Primarily, that's the idea that this will be adjusted over a long-term 10-year period or so so that against whatever other normal laws that are applicable for setting off such advances.
I think we could even try to stretch it to 15 years.
Yeah, yeah, good.
Sure. Thanks a lot for answering all the questions, and all the best, sir. Thank you.
Thank you, Rohit.
Thank you. Thank you.
Thank you. The next question is from the line of Jaiprakash from Korman Capital. Please go ahead.
Hello. Hi.
Yes, sir. Please.
Am I audible?
Yeah, yeah.
My question is, sir, we have this CapEx of INR 1,200 crores. Is there any cap you want to keep on the debt because the debt is already around INR 1,000 crores? Is there any cap you're looking for if you can just elaborate on that or if you want to be debt-free or anything on that side will be helpful?
See, normally, ideally, debt to EBITDA, we always feel it should not be exceeding 2.5x, and we would like to maintain at those levels. But you would have seen our investor presentation and the numbers that currently also our debt to EBITDA is just about around 1.6 or so. So we are well, well within the norms. We would like to maintain. On a healthy front, it will always be less than 2.5x, in fact. But having said that, for the last 2.5 years, we have been at the level between 1.5-2.
Okay. Okay. And that will be the guidance for the future, basically, if you want half-times in the future?
Yes, 2.5x. That's the guideline.
That will be our guidelines.
Okay, sir. Is there any foreign currency benefit which we are getting because of the INR depreciation? Yeah, because that will be helpful to understand.
Could you come again? What sort of benefit did you say?
Foreign currency, basically, INR is depreciating, right? And you have mostly exports.
Yes. Being a net exporter, we always have the benefit when the Indian rupee is depreciating. So definitely, there is a forex income on account of such depreciation.
How much it was in this quarter, sir? Just to understand.
This quarter was about INR 3.5 crores.
Okay. Okay. Got it. Thank you.
Welcome.
Thank you. The next question is from the line of Rohit Sinha from Sunidhi Securities. Please go ahead.
Yeah. Thank you for taking my question, sir. Congratulations for a good set of numbers. Just one clarification on the capacity side. As we are expecting from 48 to 54, in just slide number 13 and slide number 10, I just wanted to refer that the multi-specialty product, which will be in this 4,800- 5,400, 6,000 capacity, or that would be another capacity? In slide number 10, we have mentioned that the capacity augmentation will be completed by June 30. This is referring to the new multi-specialty product or the existing product which you just have initially mentioned would be ready for commission by April?
Rohit, hi. Good evening. To answer you, this 54,000 does not have any multi-specialty chemical products. What we are talking, 54,000 is all the existing products that we had, which we started last year. The multi-specialty and the specialty products expansion is in the phase two and phase three, where we will be adding close to about 18,000 metric tons going forward at that.
This 18,000 would not be that Privi Fine Sciences, directly from the Privi?
No, no, no. Privi Fine Sciences is different. This is only purely Privi Speciality Chemicals Limited.

Brief 1
Answer these questions from the earnings call transcript:
(a) What debt-to-EBITDA level does the company say it should not exceed?
(b) How much forex income did the company report for this quarter?
(c) Roughly how many metric tons will phase two and phase three add?
Brief 2
Go on with the earnings call transcript, starting right after its final line.
The listing after this text isn't needed for any of the work.

[Bounding box entries]
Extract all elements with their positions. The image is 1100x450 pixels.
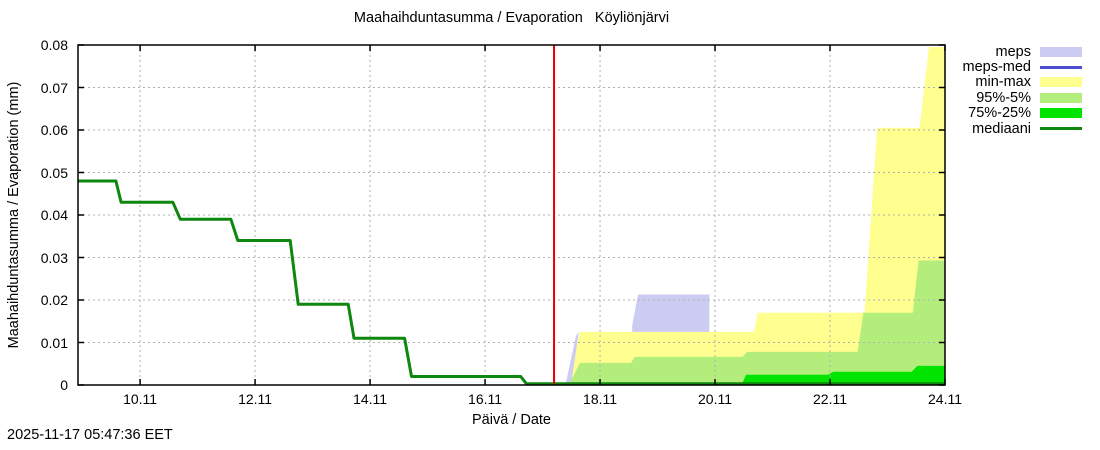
y-axis-label: Maahaihduntasumma / Evaporation (mm) <box>5 81 22 349</box>
legend-item-mediaani: mediaani <box>963 120 1082 137</box>
x-tick-label: 10.11 <box>123 391 158 407</box>
x-tick-label: 16.11 <box>468 391 503 407</box>
y-tick-label: 0.03 <box>40 249 68 266</box>
y-tick-label: 0.02 <box>40 292 68 308</box>
legend-label: 75%-25% <box>968 105 1031 122</box>
x-tick-label: 14.11 <box>353 391 388 407</box>
band-meps-start-sliver <box>565 331 579 385</box>
legend-label: meps-med <box>962 59 1032 76</box>
y-tick-label: 0.08 <box>40 37 68 53</box>
line-mediaani <box>78 179 945 386</box>
x-tick-label: 20.11 <box>698 391 733 407</box>
y-tick-label: 0 <box>60 377 68 393</box>
legend-item-95-5-: 95%-5% <box>963 89 1082 106</box>
legend-item-min-max: min-max <box>963 74 1082 91</box>
y-tick-label: 0.05 <box>40 164 68 181</box>
generated-timestamp: 2025-11-17 05:47:36 EET <box>7 427 173 443</box>
x-tick-label: 24.11 <box>928 391 962 407</box>
legend-label: mediaani <box>972 120 1031 137</box>
legend-swatch-band <box>1040 46 1082 57</box>
x-tick-label: 12.11 <box>238 391 273 407</box>
y-tick-label: 0.01 <box>40 334 68 351</box>
y-tick-label: 0.04 <box>40 207 68 223</box>
legend-item-75-25-: 75%-25% <box>963 105 1082 122</box>
band-95%-5% <box>569 260 945 385</box>
legend-item-meps: meps <box>963 43 1082 60</box>
legend-label: 95%-5% <box>976 89 1031 106</box>
legend-swatch-band <box>1040 77 1082 88</box>
legend-item-meps-med: meps-med <box>962 59 1082 76</box>
legend-label: min-max <box>975 74 1031 91</box>
legend-swatch-band <box>1040 92 1082 103</box>
band-75%-25% <box>741 365 945 385</box>
y-tick-label: 0.07 <box>40 79 68 96</box>
legend-swatch-line <box>1040 65 1082 69</box>
y-tick-label: 0.06 <box>40 122 68 138</box>
x-tick-label: 18.11 <box>583 391 618 407</box>
band-meps <box>632 294 710 332</box>
chart-title: Maahaihduntasumma / Evaporation Köyliönj… <box>353 10 670 26</box>
x-tick-label: 22.11 <box>813 391 847 407</box>
x-axis-label: Päivä / Date <box>472 412 551 428</box>
legend-swatch-band <box>1040 108 1082 119</box>
legend-label: meps <box>995 43 1031 60</box>
legend: meps meps-med min-max 95%-5% 75%-25% mediaani <box>962 43 1082 137</box>
legend-swatch-line <box>1040 127 1082 131</box>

Final answer 1
(a) 2.5x
(b) About INR 3.5 crores
(c) Close to about 18,000 metric tons

Final answer 2
Got it. Got it. Once, sir, this Privi Fine Sciences would be merged, I mean, when should we see the merged number in the second half, or would it be possible in the first half of FY 2027 as well?
We expect this entire merger process to take about a year. So maybe if we are really able to expedite it, maybe by October 26, but latest by December 26, we should be in a position to get the order from the NCLT.
Got it. On the safer side, I believe by FY 2028, we will have the merged number.
For sure.
Both suddenly. By 2027, definitely, we'll have.
Okay. Okay. Okay. Got it. Got it. And just on the margin front, I mean, we already have guided. For, I mean, nine months, we already did more than 25%, and we have been positive about 22%-24%. Going forward also, I believe, I mean, still, I feel the guidance which you used to say for 20%-22% or in excess of 20% is much conservative, sir, given all the, I mean, high-margin products or, as you can say, value-added products are the volume condition going forward. So I think still 24%-25% of margin is pretty much achievable. But yes, being on the conservative side, one can state that.
Realistic.
Yeah. I did mention that we will sustain the margins. My answer continues that we will sustain.
But this is a VUCA world. So we are just keeping everything to be on the safer side.
We will try to maintain the margins, Rohit, in short, in the future.
Yeah, we will.
Got it. Got it, sir. Thank you. Thank you. That's it from my side.
Thank you, Rohit. Thank you very much.
Thank you. The next question is from the line of Pankit from Dinero. Please go ahead.
Yeah. Hi. Good afternoon, everyone. I think just during December, yearly, we get the visibility from our customers in terms of, say, volumes and pricing for the calendar year, right? If you can help us with how does this year's negotiation or contract look like, especially in terms of pricing and volume?
So obviously, we can't be discussing this in public forum, but we can only state to you that we are on a good wicket. So that's the only summary I can give, that we are on a good wicket, and that's it, so. We can just disclose that our contracts to spot market continue the way it has always been.
70% contract and.
70% contract and 30%.
30% spot.
But any pricing pressure on the 70% contract, which is sort of the contracts which are in place for the current year, any pricing pressure, or it's normal?
We would pass this question. Sorry.
Okay. Secondly, once the merger is, say, done, how should we look at the numbers which can come from, say, Privi Fine Sciences and Privi Biotechnologies?
Yeah. Once the entire consolidation happens, as has been informed and there in public domain, this unit of Privi Fine Sciences can give us optimum capacity and a revenue of about INR 400 crores.
Okay. Got it, sir. Thank you so much.
Thank you.
Thank you.
Thank you. The next question is from the line of Vinay Nagori from Fintegrity Wealth Management. Please go ahead.
Hello, sir. First of all, congratulations for the superb numbers.
Thank you.
Just only to understand, with the CBAM norms, Carbon Border Adjustment Mechanism in Europe coming live in January 2026, how will it benefit us because we are, as it is, EcoVadis Platinum rating company?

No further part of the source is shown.